— START ENTRIES SHOWN —

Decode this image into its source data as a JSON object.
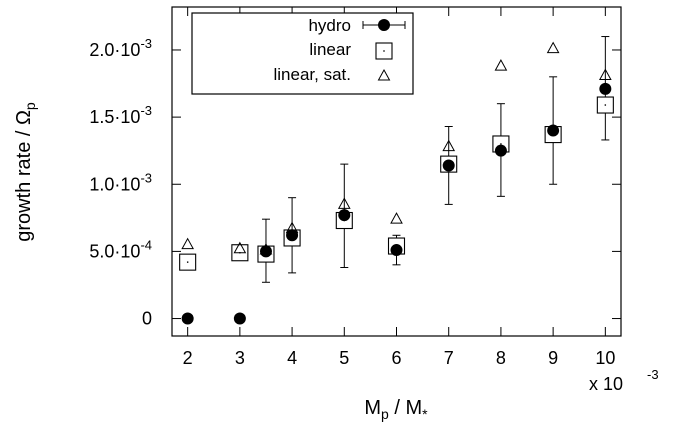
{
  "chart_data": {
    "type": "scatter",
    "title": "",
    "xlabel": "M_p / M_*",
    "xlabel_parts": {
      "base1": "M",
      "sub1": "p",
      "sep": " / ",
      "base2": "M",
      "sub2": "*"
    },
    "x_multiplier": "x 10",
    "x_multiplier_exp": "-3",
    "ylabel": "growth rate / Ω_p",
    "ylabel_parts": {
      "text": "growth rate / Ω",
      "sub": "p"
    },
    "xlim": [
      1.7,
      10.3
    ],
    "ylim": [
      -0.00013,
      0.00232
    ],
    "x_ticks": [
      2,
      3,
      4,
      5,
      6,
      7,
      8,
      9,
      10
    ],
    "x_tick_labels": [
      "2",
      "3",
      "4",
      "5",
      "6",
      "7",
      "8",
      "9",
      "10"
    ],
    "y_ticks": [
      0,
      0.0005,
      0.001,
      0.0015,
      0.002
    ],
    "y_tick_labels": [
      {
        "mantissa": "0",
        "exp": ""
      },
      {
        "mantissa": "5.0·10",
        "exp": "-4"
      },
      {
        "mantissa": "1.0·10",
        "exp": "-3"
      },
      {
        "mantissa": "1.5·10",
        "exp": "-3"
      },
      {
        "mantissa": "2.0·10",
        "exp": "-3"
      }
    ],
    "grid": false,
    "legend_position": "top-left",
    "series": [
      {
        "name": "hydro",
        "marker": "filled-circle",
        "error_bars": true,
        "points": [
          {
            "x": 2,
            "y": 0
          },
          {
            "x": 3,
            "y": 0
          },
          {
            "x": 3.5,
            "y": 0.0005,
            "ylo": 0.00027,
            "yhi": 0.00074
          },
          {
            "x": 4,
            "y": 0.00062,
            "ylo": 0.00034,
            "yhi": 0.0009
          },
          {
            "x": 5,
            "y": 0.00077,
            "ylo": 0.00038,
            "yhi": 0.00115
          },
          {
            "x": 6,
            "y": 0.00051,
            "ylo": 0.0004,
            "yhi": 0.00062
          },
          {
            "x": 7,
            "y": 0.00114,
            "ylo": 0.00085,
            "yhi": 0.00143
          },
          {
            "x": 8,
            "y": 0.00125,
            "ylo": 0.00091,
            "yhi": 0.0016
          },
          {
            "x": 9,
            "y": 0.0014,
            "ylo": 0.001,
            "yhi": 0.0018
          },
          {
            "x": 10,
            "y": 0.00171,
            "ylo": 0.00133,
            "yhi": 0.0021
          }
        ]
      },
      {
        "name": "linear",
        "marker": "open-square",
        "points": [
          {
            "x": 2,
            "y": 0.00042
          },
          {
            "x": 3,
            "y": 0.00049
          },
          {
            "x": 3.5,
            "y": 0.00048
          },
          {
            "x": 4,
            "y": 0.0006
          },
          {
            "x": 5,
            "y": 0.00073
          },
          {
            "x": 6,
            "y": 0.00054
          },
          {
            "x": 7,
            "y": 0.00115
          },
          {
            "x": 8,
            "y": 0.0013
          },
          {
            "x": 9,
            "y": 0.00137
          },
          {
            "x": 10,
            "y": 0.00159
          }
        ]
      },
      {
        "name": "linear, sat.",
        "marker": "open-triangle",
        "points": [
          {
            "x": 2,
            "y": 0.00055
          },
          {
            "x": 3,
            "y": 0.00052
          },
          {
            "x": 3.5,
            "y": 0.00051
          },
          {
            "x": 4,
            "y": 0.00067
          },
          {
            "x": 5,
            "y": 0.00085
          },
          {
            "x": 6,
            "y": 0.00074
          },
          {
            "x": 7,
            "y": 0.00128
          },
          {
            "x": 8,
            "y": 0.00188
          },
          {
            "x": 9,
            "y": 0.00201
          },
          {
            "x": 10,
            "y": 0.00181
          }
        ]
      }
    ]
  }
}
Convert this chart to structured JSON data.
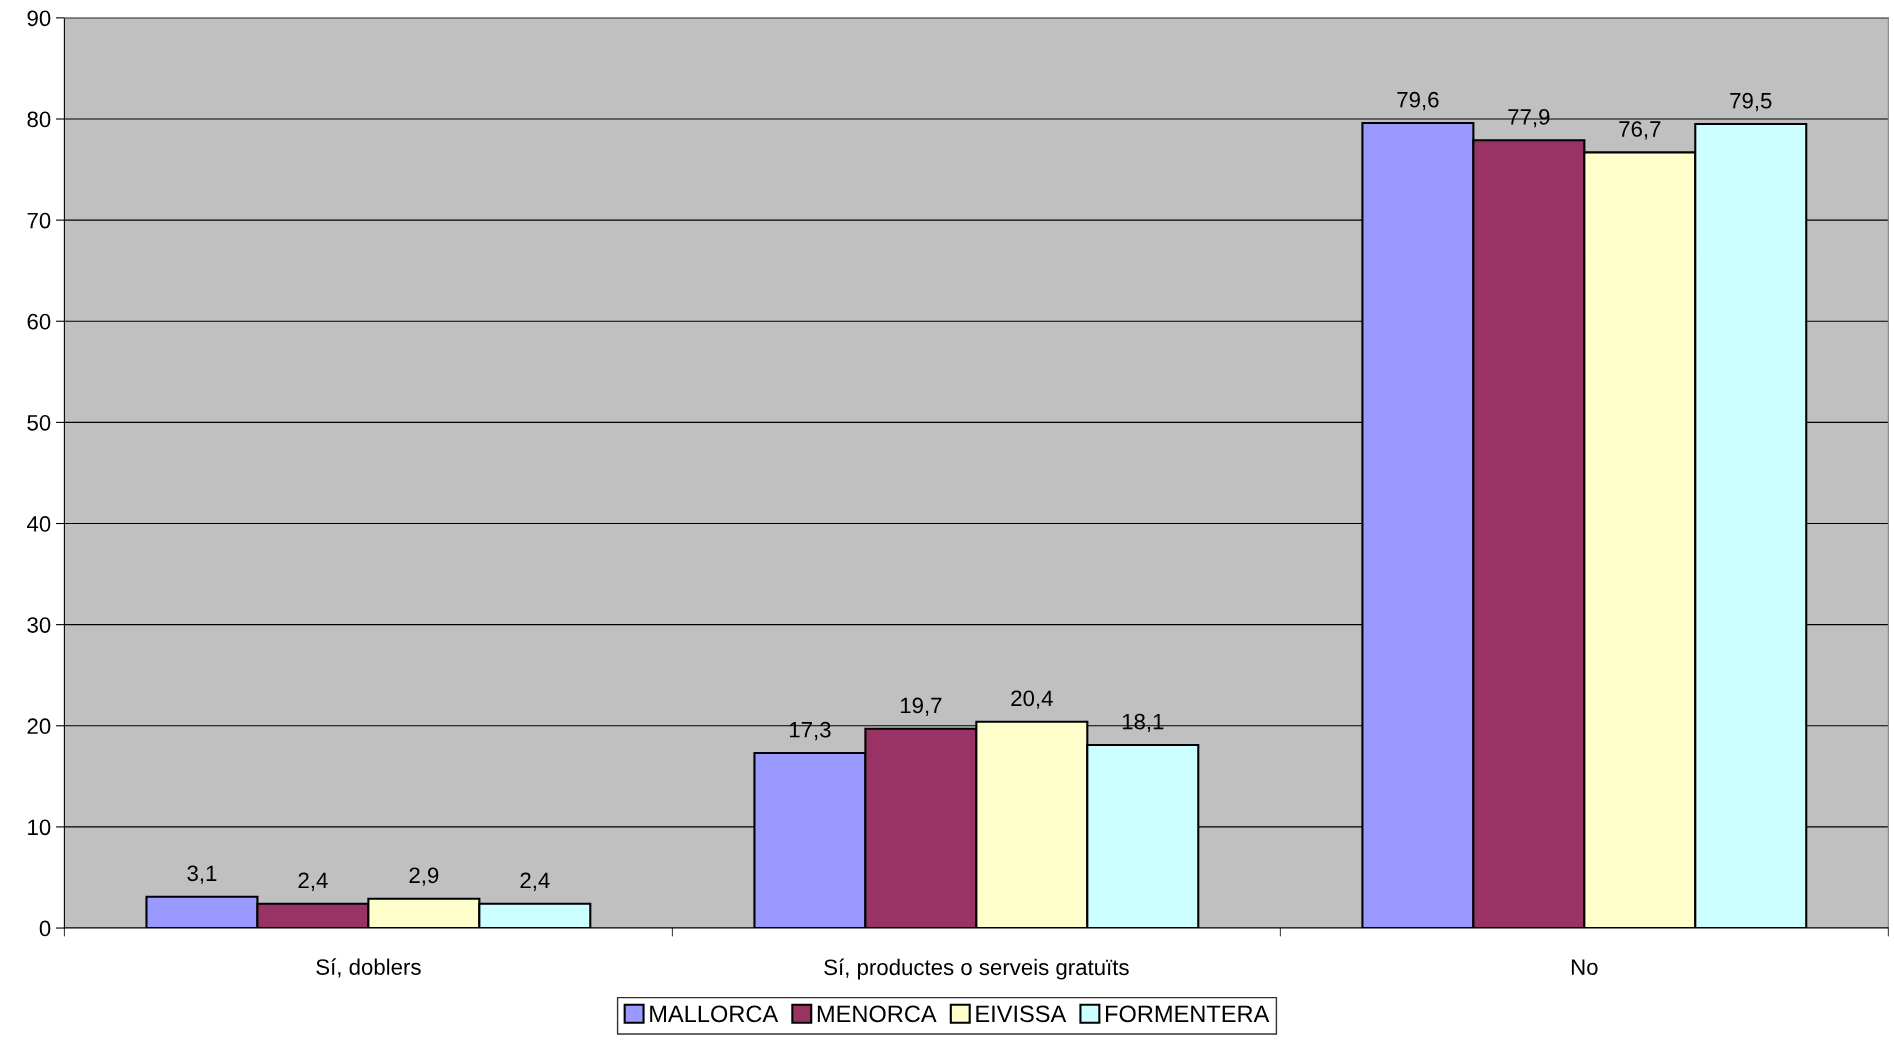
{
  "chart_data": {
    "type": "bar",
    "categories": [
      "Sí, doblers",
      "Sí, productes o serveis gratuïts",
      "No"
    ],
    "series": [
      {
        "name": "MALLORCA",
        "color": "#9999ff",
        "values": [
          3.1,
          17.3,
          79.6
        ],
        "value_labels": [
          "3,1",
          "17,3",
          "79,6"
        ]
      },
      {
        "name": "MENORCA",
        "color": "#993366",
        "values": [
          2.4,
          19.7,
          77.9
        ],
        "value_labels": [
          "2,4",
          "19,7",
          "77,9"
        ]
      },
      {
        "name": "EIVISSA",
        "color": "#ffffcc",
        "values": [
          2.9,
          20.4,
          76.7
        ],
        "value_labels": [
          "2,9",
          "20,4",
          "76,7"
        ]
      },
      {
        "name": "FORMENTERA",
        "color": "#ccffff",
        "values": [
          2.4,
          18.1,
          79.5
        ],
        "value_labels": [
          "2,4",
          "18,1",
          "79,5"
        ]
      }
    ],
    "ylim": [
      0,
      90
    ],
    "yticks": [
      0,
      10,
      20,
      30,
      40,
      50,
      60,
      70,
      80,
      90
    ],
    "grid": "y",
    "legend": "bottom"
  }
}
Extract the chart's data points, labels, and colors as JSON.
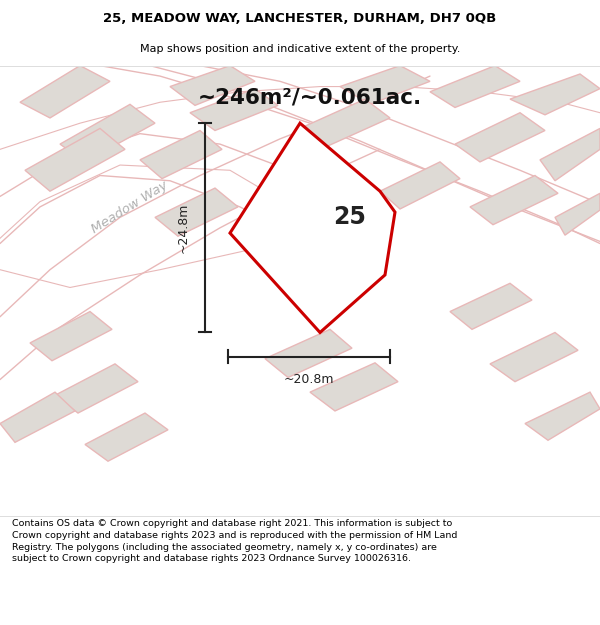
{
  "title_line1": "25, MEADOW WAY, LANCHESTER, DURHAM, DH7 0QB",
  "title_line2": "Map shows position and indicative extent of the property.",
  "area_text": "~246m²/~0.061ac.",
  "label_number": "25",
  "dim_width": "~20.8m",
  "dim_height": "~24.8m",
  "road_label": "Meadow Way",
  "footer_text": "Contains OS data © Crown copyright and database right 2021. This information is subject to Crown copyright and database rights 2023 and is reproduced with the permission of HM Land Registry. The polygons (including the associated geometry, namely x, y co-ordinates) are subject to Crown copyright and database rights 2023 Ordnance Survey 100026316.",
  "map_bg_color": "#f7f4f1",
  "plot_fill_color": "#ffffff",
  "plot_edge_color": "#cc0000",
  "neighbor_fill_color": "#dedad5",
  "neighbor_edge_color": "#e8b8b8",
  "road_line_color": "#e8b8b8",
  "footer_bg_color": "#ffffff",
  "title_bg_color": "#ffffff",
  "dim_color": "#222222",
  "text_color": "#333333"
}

— END ENTRIES SHOWN —

#### WHAT THE TASK REQUIRES:
Except for the pictures, give all the material above again verbatim.

#### SOLUTION BELOW:
Decode this image into its source data as a JSON object.
{
  "chart_data": {
    "type": "scatter",
    "title": "",
    "xlabel": "M_p / M_*",
    "xlabel_parts": {
      "base1": "M",
      "sub1": "p",
      "sep": " / ",
      "base2": "M",
      "sub2": "*"
    },
    "x_multiplier": "x 10",
    "x_multiplier_exp": "-3",
    "ylabel": "growth rate / Ω_p",
    "ylabel_parts": {
      "text": "growth rate / Ω",
      "sub": "p"
    },
    "xlim": [
      1.7,
      10.3
    ],
    "ylim": [
      -0.00013,
      0.00232
    ],
    "x_ticks": [
      2,
      3,
      4,
      5,
      6,
      7,
      8,
      9,
      10
    ],
    "x_tick_labels": [
      "2",
      "3",
      "4",
      "5",
      "6",
      "7",
      "8",
      "9",
      "10"
    ],
    "y_ticks": [
      0,
      0.0005,
      0.001,
      0.0015,
      0.002
    ],
    "y_tick_labels": [
      {
        "mantissa": "0",
        "exp": ""
      },
      {
        "mantissa": "5.0·10",
        "exp": "-4"
      },
      {
        "mantissa": "1.0·10",
        "exp": "-3"
      },
      {
        "mantissa": "1.5·10",
        "exp": "-3"
      },
      {
        "mantissa": "2.0·10",
        "exp": "-3"
      }
    ],
    "grid": false,
    "legend_position": "top-left",
    "series": [
      {
        "name": "hydro",
        "marker": "filled-circle",
        "error_bars": true,
        "points": [
          {
            "x": 2,
            "y": 0
          },
          {
            "x": 3,
            "y": 0
          },
          {
            "x": 3.5,
            "y": 0.0005,
            "ylo": 0.00027,
            "yhi": 0.00074
          },
          {
            "x": 4,
            "y": 0.00062,
            "ylo": 0.00034,
            "yhi": 0.0009
          },
          {
            "x": 5,
            "y": 0.00077,
            "ylo": 0.00038,
            "yhi": 0.00115
          },
          {
            "x": 6,
            "y": 0.00051,
            "ylo": 0.0004,
            "yhi": 0.00062
          },
          {
            "x": 7,
            "y": 0.00114,
            "ylo": 0.00085,
            "yhi": 0.00143
          },
          {
            "x": 8,
            "y": 0.00125,
            "ylo": 0.00091,
            "yhi": 0.0016
          },
          {
            "x": 9,
            "y": 0.0014,
            "ylo": 0.001,
            "yhi": 0.0018
          },
          {
            "x": 10,
            "y": 0.00171,
            "ylo": 0.00133,
            "yhi": 0.0021
          }
        ]
      },
      {
        "name": "linear",
        "marker": "open-square",
        "points": [
          {
            "x": 2,
            "y": 0.00042
          },
          {
            "x": 3,
            "y": 0.00049
          },
          {
            "x": 3.5,
            "y": 0.00048
          },
          {
            "x": 4,
            "y": 0.0006
          },
          {
            "x": 5,
            "y": 0.00073
          },
          {
            "x": 6,
            "y": 0.00054
          },
          {
            "x": 7,
            "y": 0.00115
          },
          {
            "x": 8,
            "y": 0.0013
          },
          {
            "x": 9,
            "y": 0.00137
          },
          {
            "x": 10,
            "y": 0.00159
          }
        ]
      },
      {
        "name": "linear, sat.",
        "marker": "open-triangle",
        "points": [
          {
            "x": 2,
            "y": 0.00055
          },
          {
            "x": 3,
            "y": 0.00052
          },
          {
            "x": 3.5,
            "y": 0.00051
          },
          {
            "x": 4,
            "y": 0.00067
          },
          {
            "x": 5,
            "y": 0.00085
          },
          {
            "x": 6,
            "y": 0.00074
          },
          {
            "x": 7,
            "y": 0.00128
          },
          {
            "x": 8,
            "y": 0.00188
          },
          {
            "x": 9,
            "y": 0.00201
          },
          {
            "x": 10,
            "y": 0.00181
          }
        ]
      }
    ]
  }
}
Convert this chart to structured JSON data.
{
  "chart_data": {
    "type": "bar",
    "categories": [
      "Sí, doblers",
      "Sí, productes o serveis gratuïts",
      "No"
    ],
    "series": [
      {
        "name": "MALLORCA",
        "color": "#9999ff",
        "values": [
          3.1,
          17.3,
          79.6
        ],
        "value_labels": [
          "3,1",
          "17,3",
          "79,6"
        ]
      },
      {
        "name": "MENORCA",
        "color": "#993366",
        "values": [
          2.4,
          19.7,
          77.9
        ],
        "value_labels": [
          "2,4",
          "19,7",
          "77,9"
        ]
      },
      {
        "name": "EIVISSA",
        "color": "#ffffcc",
        "values": [
          2.9,
          20.4,
          76.7
        ],
        "value_labels": [
          "2,9",
          "20,4",
          "76,7"
        ]
      },
      {
        "name": "FORMENTERA",
        "color": "#ccffff",
        "values": [
          2.4,
          18.1,
          79.5
        ],
        "value_labels": [
          "2,4",
          "18,1",
          "79,5"
        ]
      }
    ],
    "ylim": [
      0,
      90
    ],
    "yticks": [
      0,
      10,
      20,
      30,
      40,
      50,
      60,
      70,
      80,
      90
    ],
    "grid": "y",
    "legend": "bottom"
  }
}
Extract the chart's data points, labels, and colors as JSON.
{
  "title_line1": "25, MEADOW WAY, LANCHESTER, DURHAM, DH7 0QB",
  "title_line2": "Map shows position and indicative extent of the property.",
  "area_text": "~246m²/~0.061ac.",
  "label_number": "25",
  "dim_width": "~20.8m",
  "dim_height": "~24.8m",
  "road_label": "Meadow Way",
  "footer_text": "Contains OS data © Crown copyright and database right 2021. This information is subject to Crown copyright and database rights 2023 and is reproduced with the permission of HM Land Registry. The polygons (including the associated geometry, namely x, y co-ordinates) are subject to Crown copyright and database rights 2023 Ordnance Survey 100026316.",
  "map_bg_color": "#f7f4f1",
  "plot_fill_color": "#ffffff",
  "plot_edge_color": "#cc0000",
  "neighbor_fill_color": "#dedad5",
  "neighbor_edge_color": "#e8b8b8",
  "road_line_color": "#e8b8b8",
  "footer_bg_color": "#ffffff",
  "title_bg_color": "#ffffff",
  "dim_color": "#222222",
  "text_color": "#333333"
}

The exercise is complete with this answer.